* BEGIN Given information *
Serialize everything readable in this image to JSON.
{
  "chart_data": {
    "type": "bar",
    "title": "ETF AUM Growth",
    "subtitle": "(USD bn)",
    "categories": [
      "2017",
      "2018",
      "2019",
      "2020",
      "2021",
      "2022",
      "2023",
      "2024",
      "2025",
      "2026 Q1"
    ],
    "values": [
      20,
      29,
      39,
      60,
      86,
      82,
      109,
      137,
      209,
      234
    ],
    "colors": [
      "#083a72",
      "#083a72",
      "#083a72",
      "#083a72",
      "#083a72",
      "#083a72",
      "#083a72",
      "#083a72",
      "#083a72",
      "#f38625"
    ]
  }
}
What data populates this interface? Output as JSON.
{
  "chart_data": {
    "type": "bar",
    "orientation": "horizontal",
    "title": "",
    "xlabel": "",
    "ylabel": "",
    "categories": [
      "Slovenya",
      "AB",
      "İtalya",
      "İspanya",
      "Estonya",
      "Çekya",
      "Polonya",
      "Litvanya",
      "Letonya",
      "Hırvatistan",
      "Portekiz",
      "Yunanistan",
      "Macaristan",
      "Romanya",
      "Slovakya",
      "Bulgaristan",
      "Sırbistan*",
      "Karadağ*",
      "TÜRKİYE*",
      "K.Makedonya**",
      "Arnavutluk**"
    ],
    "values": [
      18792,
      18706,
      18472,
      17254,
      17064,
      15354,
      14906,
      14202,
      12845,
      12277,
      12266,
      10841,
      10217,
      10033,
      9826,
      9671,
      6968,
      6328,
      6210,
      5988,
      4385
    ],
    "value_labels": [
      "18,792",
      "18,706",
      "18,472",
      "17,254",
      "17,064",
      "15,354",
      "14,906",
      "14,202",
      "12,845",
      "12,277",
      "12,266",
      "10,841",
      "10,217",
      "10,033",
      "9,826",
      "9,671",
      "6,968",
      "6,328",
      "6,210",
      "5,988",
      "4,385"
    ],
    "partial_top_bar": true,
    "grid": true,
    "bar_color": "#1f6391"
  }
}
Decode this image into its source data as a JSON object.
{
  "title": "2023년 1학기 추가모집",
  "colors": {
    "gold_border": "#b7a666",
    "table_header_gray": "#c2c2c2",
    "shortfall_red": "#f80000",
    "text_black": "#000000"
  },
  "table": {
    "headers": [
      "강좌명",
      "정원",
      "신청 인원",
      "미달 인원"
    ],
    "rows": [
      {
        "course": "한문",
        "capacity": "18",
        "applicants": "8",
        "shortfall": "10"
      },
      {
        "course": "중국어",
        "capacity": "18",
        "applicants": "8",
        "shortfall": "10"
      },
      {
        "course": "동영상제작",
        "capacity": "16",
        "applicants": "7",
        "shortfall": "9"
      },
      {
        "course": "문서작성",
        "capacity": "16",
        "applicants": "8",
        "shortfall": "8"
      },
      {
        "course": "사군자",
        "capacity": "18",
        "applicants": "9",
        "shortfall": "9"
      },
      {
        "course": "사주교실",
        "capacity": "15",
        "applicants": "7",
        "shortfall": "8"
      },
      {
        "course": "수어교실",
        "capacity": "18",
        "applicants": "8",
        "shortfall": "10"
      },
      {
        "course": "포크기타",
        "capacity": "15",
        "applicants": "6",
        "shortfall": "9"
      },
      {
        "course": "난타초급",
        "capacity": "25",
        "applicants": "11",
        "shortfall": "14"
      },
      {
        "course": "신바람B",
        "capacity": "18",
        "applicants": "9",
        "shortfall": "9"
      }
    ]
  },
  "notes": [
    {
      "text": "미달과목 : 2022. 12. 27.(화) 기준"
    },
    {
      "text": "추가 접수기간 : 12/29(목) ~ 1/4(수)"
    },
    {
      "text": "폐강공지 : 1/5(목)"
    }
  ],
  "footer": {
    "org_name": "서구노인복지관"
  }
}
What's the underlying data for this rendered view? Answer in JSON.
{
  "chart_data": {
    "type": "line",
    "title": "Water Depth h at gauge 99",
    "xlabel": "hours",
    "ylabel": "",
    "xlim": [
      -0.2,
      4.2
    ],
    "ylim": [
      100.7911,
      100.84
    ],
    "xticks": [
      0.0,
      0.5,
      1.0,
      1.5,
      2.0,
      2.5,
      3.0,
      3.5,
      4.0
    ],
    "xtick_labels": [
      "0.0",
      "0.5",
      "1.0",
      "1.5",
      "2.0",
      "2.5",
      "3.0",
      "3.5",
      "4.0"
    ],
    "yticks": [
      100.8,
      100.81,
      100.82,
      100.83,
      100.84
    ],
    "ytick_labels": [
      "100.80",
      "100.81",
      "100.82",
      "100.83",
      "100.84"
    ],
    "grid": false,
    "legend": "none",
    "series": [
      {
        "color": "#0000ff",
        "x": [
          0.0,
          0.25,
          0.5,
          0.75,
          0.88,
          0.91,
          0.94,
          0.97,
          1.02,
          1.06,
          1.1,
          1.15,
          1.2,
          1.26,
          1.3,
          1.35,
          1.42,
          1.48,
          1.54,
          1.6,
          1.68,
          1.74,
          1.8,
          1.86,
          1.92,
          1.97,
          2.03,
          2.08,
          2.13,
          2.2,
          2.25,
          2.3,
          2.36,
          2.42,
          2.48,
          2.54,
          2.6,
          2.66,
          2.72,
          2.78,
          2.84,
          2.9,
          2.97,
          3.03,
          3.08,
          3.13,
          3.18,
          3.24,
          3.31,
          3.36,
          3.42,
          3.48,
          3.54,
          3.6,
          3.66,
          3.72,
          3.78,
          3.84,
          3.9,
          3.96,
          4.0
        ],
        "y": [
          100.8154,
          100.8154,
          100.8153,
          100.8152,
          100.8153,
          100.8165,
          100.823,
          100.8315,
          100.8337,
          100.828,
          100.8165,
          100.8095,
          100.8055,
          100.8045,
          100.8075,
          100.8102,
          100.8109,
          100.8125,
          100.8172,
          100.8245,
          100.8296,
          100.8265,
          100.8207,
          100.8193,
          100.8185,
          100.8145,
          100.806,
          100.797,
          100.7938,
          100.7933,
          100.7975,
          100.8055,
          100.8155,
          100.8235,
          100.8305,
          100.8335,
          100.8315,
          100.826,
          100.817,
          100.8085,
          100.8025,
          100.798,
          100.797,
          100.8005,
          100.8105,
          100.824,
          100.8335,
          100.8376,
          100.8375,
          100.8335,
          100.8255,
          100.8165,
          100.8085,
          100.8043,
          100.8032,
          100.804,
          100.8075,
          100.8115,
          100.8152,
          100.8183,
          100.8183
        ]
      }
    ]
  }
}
* END Given information *
Stated task - Note each line of the entries that has "What" in it, and copy those lines.

Final result -
What data populates this interface? Output as JSON.
What's the underlying data for this rendered view? Answer in JSON.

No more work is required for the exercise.